Prompt: Format everything from the top of the data down to and including the line containing "x-tick-label: 160 [442, 430, 467, 447]" as a JSON array of strings, one string per line, with blank lines omitted.

Dataset records:
* * * * * * * * *
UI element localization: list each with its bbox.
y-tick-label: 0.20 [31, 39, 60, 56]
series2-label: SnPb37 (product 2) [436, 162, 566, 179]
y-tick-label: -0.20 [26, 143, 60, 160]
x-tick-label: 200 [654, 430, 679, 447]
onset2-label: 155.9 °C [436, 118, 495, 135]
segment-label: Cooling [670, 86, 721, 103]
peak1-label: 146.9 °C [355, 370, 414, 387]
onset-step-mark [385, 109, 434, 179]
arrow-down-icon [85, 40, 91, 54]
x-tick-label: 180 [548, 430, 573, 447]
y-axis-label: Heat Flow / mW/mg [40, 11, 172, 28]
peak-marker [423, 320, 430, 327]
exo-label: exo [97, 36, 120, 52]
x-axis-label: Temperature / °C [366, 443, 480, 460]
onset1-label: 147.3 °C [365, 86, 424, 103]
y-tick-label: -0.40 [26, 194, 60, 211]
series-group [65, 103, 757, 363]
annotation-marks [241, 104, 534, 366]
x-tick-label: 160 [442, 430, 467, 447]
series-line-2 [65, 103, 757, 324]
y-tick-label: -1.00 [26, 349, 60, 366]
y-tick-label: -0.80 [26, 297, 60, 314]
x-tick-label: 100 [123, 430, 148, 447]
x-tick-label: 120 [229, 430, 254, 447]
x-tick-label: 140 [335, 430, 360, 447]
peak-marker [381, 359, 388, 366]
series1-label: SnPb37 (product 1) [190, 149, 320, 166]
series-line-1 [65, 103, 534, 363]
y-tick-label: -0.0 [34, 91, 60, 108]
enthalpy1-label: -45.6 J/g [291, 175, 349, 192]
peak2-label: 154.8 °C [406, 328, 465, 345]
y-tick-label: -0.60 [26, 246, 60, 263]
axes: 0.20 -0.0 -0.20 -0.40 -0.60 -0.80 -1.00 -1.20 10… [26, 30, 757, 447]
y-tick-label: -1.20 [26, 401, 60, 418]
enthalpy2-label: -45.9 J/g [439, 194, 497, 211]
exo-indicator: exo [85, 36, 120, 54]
* * * * * * * * *
Solved exercise:
[
  "UI element localization: list each with its bbox.",
  "y-tick-label: 0.20 [31, 39, 60, 56]",
  "series2-label: SnPb37 (product 2) [436, 162, 566, 179]",
  "y-tick-label: -0.20 [26, 143, 60, 160]",
  "x-tick-label: 200 [654, 430, 679, 447]",
  "onset2-label: 155.9 °C [436, 118, 495, 135]",
  "segment-label: Cooling [670, 86, 721, 103]",
  "peak1-label: 146.9 °C [355, 370, 414, 387]",
  "onset-step-mark [385, 109, 434, 179]",
  "arrow-down-icon [85, 40, 91, 54]",
  "x-tick-label: 180 [548, 430, 573, 447]",
  "y-axis-label: Heat Flow / mW/mg [40, 11, 172, 28]",
  "peak-marker [423, 320, 430, 327]",
  "exo-label: exo [97, 36, 120, 52]",
  "x-axis-label: Temperature / °C [366, 443, 480, 460]",
  "onset1-label: 147.3 °C [365, 86, 424, 103]",
  "y-tick-label: -0.40 [26, 194, 60, 211]",
  "series-group [65, 103, 757, 363]",
  "annotation-marks [241, 104, 534, 366]",
  "x-tick-label: 160 [442, 430, 467, 447]"
]